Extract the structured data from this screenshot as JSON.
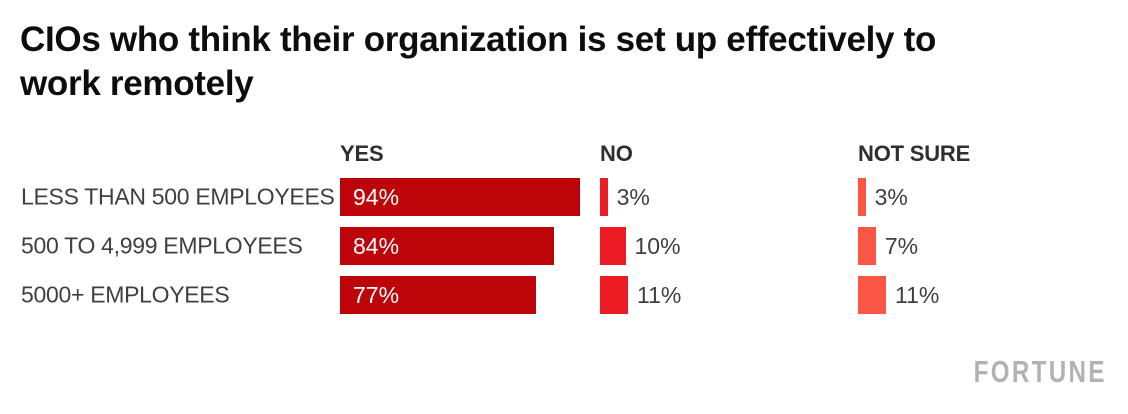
{
  "title": "CIOs who think their organization is set up effectively to work remotely",
  "brand": {
    "logo_text": "FORTUNE",
    "logo_color": "#b2b2b2"
  },
  "colors": {
    "yes_bar": "#bd0409",
    "no_bar": "#ec1c24",
    "not_sure_bar": "#fa5646",
    "title_text": "#0d0d0d",
    "header_text": "#2f2f2f",
    "label_text": "#3f3f3f",
    "background": "#ffffff"
  },
  "chart_data": {
    "type": "bar",
    "orientation": "horizontal",
    "title": "CIOs who think their organization is set up effectively to work remotely",
    "categories": [
      "LESS THAN 500 EMPLOYEES",
      "500 TO 4,999 EMPLOYEES",
      "5000+ EMPLOYEES"
    ],
    "series": [
      {
        "name": "YES",
        "values": [
          94,
          84,
          77
        ],
        "color": "#bd0409",
        "label_position": "inside"
      },
      {
        "name": "NO",
        "values": [
          3,
          10,
          11
        ],
        "color": "#ec1c24",
        "label_position": "outside"
      },
      {
        "name": "NOT SURE",
        "values": [
          3,
          7,
          11
        ],
        "color": "#fa5646",
        "label_position": "outside"
      }
    ],
    "value_suffix": "%",
    "xlim": [
      0,
      100
    ],
    "grid": false,
    "legend_position": "column-headers"
  }
}
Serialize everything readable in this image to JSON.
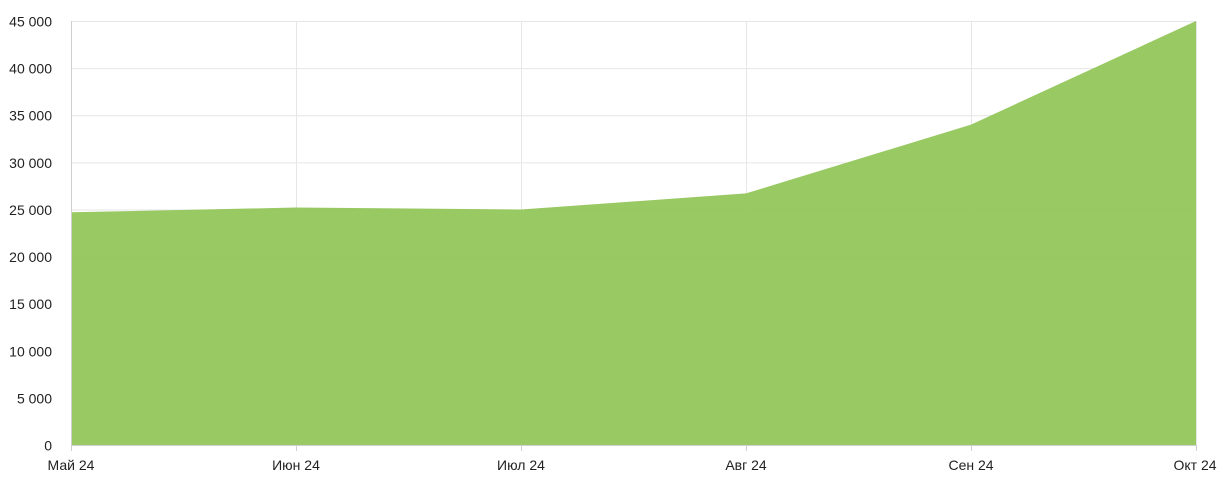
{
  "chart_data": {
    "type": "area",
    "title": "",
    "xlabel": "",
    "ylabel": "",
    "categories": [
      "Май 24",
      "Июн 24",
      "Июл 24",
      "Авг 24",
      "Сен 24",
      "Окт 24"
    ],
    "series": [
      {
        "values": [
          24700,
          25200,
          25000,
          26700,
          34000,
          45000
        ],
        "color": "#92c65b"
      }
    ],
    "ylim": [
      0,
      45000
    ],
    "y_ticks": [
      0,
      5000,
      10000,
      15000,
      20000,
      25000,
      30000,
      35000,
      40000,
      45000
    ],
    "y_tick_labels": [
      "0",
      "5 000",
      "10 000",
      "15 000",
      "20 000",
      "25 000",
      "30 000",
      "35 000",
      "40 000",
      "45 000"
    ],
    "grid": true,
    "legend": "none"
  }
}
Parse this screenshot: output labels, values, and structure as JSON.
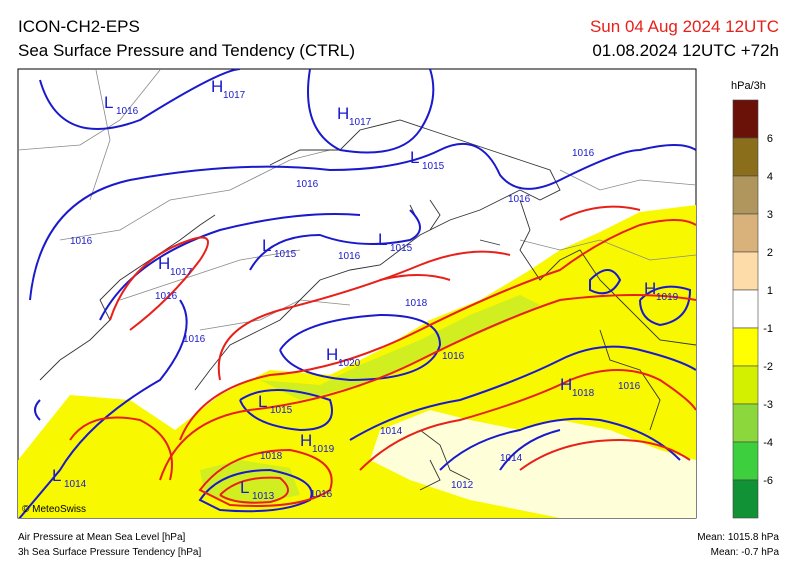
{
  "header": {
    "model": "ICON-CH2-EPS",
    "product": "Sea Surface Pressure and Tendency (CTRL)",
    "valid_time": "Sun 04 Aug 2024 12UTC",
    "run_time": "01.08.2024 12UTC +72h"
  },
  "legend": {
    "unit": "hPa/3h",
    "labels": [
      "6",
      "4",
      "3",
      "2",
      "1",
      "-1",
      "-2",
      "-3",
      "-4",
      "-6"
    ],
    "colors": [
      "#6b1208",
      "#8a6e1c",
      "#b0965c",
      "#d8b27a",
      "#fddcaa",
      "#ffffff",
      "#ffff00",
      "#d2f000",
      "#8cd83c",
      "#3ecf3e",
      "#129236"
    ]
  },
  "map": {
    "centers": [
      {
        "letter": "L",
        "value": "1016"
      },
      {
        "letter": "H",
        "value": "1017"
      },
      {
        "letter": "H",
        "value": "1017"
      },
      {
        "letter": "L",
        "value": "1015"
      },
      {
        "letter": "L",
        "value": "1015"
      },
      {
        "letter": "L",
        "value": "1015"
      },
      {
        "letter": "H",
        "value": "1017"
      },
      {
        "letter": "H",
        "value": "1019"
      },
      {
        "letter": "H",
        "value": "1020"
      },
      {
        "letter": "H",
        "value": "1018"
      },
      {
        "letter": "L",
        "value": "1015"
      },
      {
        "letter": "H",
        "value": "1019"
      },
      {
        "letter": "L",
        "value": "1013"
      },
      {
        "letter": "L",
        "value": "1014"
      }
    ],
    "isobar_labels": [
      "1016",
      "1016",
      "1016",
      "1016",
      "1016",
      "1016",
      "1016",
      "1018",
      "1016",
      "1016",
      "1014",
      "1018",
      "1016",
      "1014",
      "1012"
    ]
  },
  "footer": {
    "credit": "© MeteoSwiss",
    "line_1": "Air Pressure at Mean Sea Level [hPa]",
    "line_2": "3h Sea Surface Pressure Tendency [hPa]",
    "mean_pressure": "Mean: 1015.8 hPa",
    "mean_tendency": "Mean:  -0.7 hPa"
  }
}
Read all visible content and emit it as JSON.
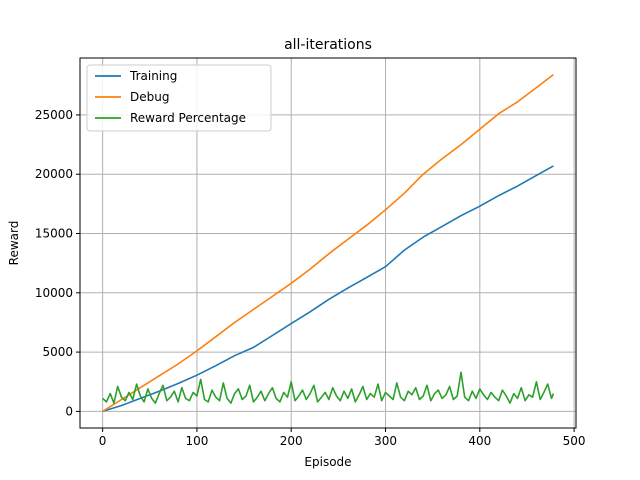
{
  "chart_data": {
    "type": "line",
    "title": "all-iterations",
    "xlabel": "Episode",
    "ylabel": "Reward",
    "xlim": [
      -24,
      502
    ],
    "ylim": [
      -1400,
      29800
    ],
    "xticks": [
      0,
      100,
      200,
      300,
      400,
      500
    ],
    "yticks": [
      0,
      5000,
      10000,
      15000,
      20000,
      25000
    ],
    "grid": true,
    "legend_position": "top-left",
    "series": [
      {
        "name": "Training",
        "color": "#1f77b4",
        "x": [
          0,
          20,
          40,
          60,
          80,
          100,
          120,
          140,
          160,
          180,
          200,
          220,
          240,
          260,
          280,
          300,
          320,
          340,
          360,
          380,
          400,
          420,
          440,
          460,
          478
        ],
        "values": [
          0,
          500,
          1100,
          1700,
          2350,
          3050,
          3850,
          4700,
          5400,
          6400,
          7400,
          8400,
          9450,
          10400,
          11300,
          12200,
          13600,
          14700,
          15600,
          16500,
          17300,
          18200,
          19000,
          19900,
          20700
        ]
      },
      {
        "name": "Debug",
        "color": "#ff7f0e",
        "x": [
          0,
          20,
          40,
          60,
          80,
          100,
          120,
          140,
          160,
          180,
          200,
          220,
          240,
          260,
          280,
          300,
          320,
          340,
          360,
          380,
          400,
          420,
          440,
          460,
          478
        ],
        "values": [
          0,
          1000,
          2000,
          3000,
          4000,
          5100,
          6300,
          7500,
          8600,
          9700,
          10800,
          12000,
          13300,
          14500,
          15700,
          17000,
          18400,
          20000,
          21300,
          22500,
          23800,
          25100,
          26100,
          27300,
          28400
        ]
      },
      {
        "name": "Reward Percentage",
        "color": "#2ca02c",
        "x": [
          0,
          4,
          8,
          12,
          16,
          20,
          24,
          28,
          32,
          36,
          40,
          44,
          48,
          52,
          56,
          60,
          64,
          68,
          72,
          76,
          80,
          84,
          88,
          92,
          96,
          100,
          104,
          108,
          112,
          116,
          120,
          124,
          128,
          132,
          136,
          140,
          144,
          148,
          152,
          156,
          160,
          164,
          168,
          172,
          176,
          180,
          184,
          188,
          192,
          196,
          200,
          204,
          208,
          212,
          216,
          220,
          224,
          228,
          232,
          236,
          240,
          244,
          248,
          252,
          256,
          260,
          264,
          268,
          272,
          276,
          280,
          284,
          288,
          292,
          296,
          300,
          304,
          308,
          312,
          316,
          320,
          324,
          328,
          332,
          336,
          340,
          344,
          348,
          352,
          356,
          360,
          364,
          368,
          372,
          376,
          380,
          384,
          388,
          392,
          396,
          400,
          404,
          408,
          412,
          416,
          420,
          424,
          428,
          432,
          436,
          440,
          444,
          448,
          452,
          456,
          460,
          464,
          468,
          472,
          476,
          478
        ],
        "values": [
          1100,
          800,
          1500,
          700,
          2100,
          1200,
          900,
          1600,
          1000,
          2300,
          1300,
          800,
          1900,
          1100,
          700,
          1500,
          2200,
          900,
          1200,
          1700,
          800,
          2000,
          1100,
          900,
          1600,
          1300,
          2700,
          1000,
          800,
          1800,
          1200,
          900,
          2400,
          1100,
          700,
          1500,
          1900,
          1000,
          1300,
          2200,
          800,
          1200,
          1700,
          900,
          1500,
          2000,
          1100,
          800,
          1600,
          1200,
          2500,
          900,
          1300,
          1800,
          1000,
          1500,
          2200,
          800,
          1200,
          1600,
          1000,
          2000,
          1300,
          900,
          1700,
          1100,
          1900,
          800,
          1400,
          2100,
          1000,
          1500,
          1200,
          2300,
          900,
          1600,
          1300,
          1000,
          2400,
          1200,
          900,
          1700,
          1400,
          2000,
          1000,
          1300,
          2200,
          900,
          1500,
          1800,
          1100,
          1400,
          2100,
          1000,
          1300,
          3300,
          1200,
          900,
          1700,
          1100,
          1900,
          1400,
          1000,
          1600,
          1200,
          900,
          1800,
          1300,
          700,
          1500,
          1100,
          2000,
          900,
          1400,
          1200,
          2500,
          1000,
          1600,
          2300,
          1100,
          1500
        ]
      }
    ]
  }
}
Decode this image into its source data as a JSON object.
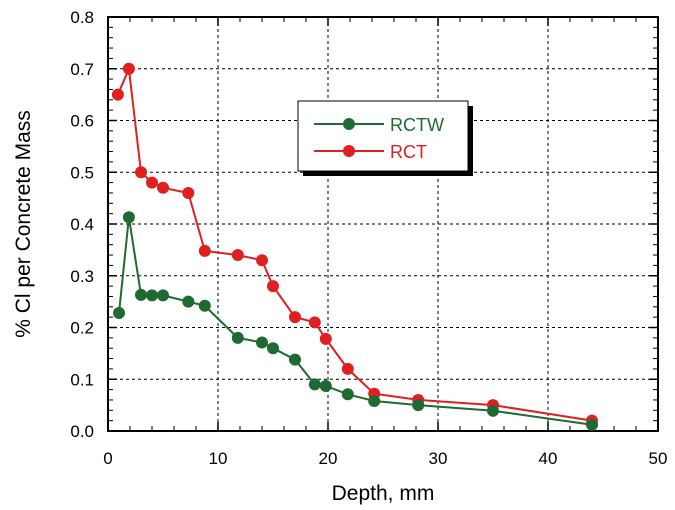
{
  "chart_data": {
    "type": "line",
    "title": "",
    "xlabel": "Depth, mm",
    "ylabel": "% Cl per Concrete Mass",
    "xlim": [
      0,
      50
    ],
    "ylim": [
      0,
      0.8
    ],
    "x_ticks": [
      "0",
      "10",
      "20",
      "30",
      "40",
      "50"
    ],
    "y_ticks": [
      "0.0",
      "0.1",
      "0.2",
      "0.3",
      "0.4",
      "0.5",
      "0.6",
      "0.7",
      "0.8"
    ],
    "grid": true,
    "legend_position": "upper-center",
    "series": [
      {
        "name": "RCTW",
        "color": "#1e6a32",
        "x": [
          1,
          1.9,
          3,
          4,
          5,
          7.3,
          8.8,
          11.8,
          14,
          15,
          17,
          18.8,
          19.8,
          21.8,
          24.2,
          28.2,
          35,
          44
        ],
        "y": [
          0.228,
          0.413,
          0.263,
          0.262,
          0.262,
          0.25,
          0.242,
          0.18,
          0.171,
          0.16,
          0.138,
          0.09,
          0.087,
          0.071,
          0.058,
          0.05,
          0.039,
          0.012
        ]
      },
      {
        "name": "RCT",
        "color": "#e02020",
        "x": [
          0.9,
          1.9,
          3,
          4,
          5,
          7.3,
          8.8,
          11.8,
          14,
          15,
          17,
          18.8,
          19.8,
          21.8,
          24.2,
          28.2,
          35,
          44
        ],
        "y": [
          0.65,
          0.7,
          0.5,
          0.48,
          0.47,
          0.46,
          0.348,
          0.34,
          0.33,
          0.28,
          0.22,
          0.21,
          0.178,
          0.12,
          0.072,
          0.06,
          0.05,
          0.02
        ]
      }
    ]
  }
}
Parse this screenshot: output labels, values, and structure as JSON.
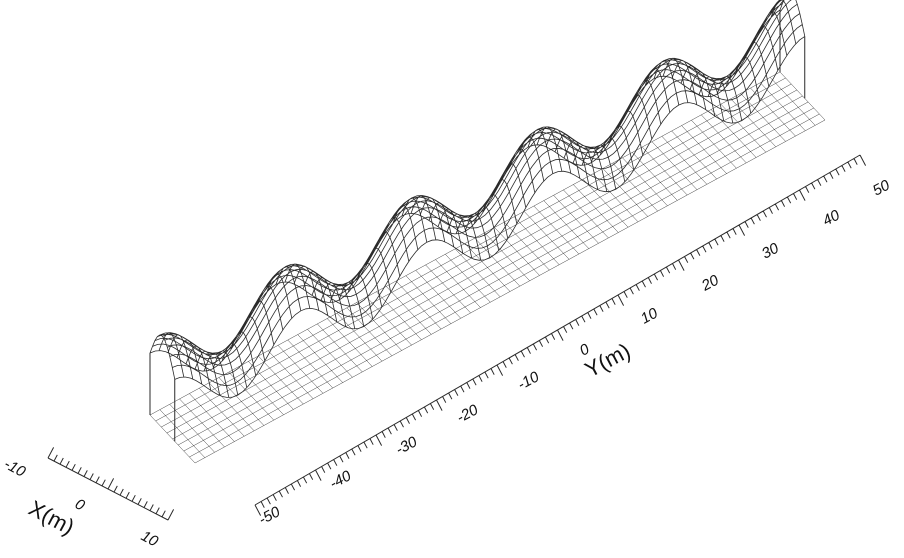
{
  "figure": {
    "y_axis": {
      "title": "Y(m)",
      "ticks": [
        "-50",
        "-40",
        "-30",
        "-20",
        "-10",
        "0",
        "10",
        "20",
        "30",
        "40",
        "50"
      ]
    },
    "x_axis": {
      "title": "X(m)",
      "ticks": [
        "-10",
        "0",
        "10"
      ]
    },
    "mesh_color": "#2a2a2a",
    "background": "#ffffff"
  }
}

*WHAT IS BEING ASKED*:
Find the lines containing "think" and list every one of them.

*TASK SOLUTION*:
  "title": "CIOs who think their organization is set up effectively to work remotely",
    "title": "CIOs who think their organization is set up effectively to work remotely",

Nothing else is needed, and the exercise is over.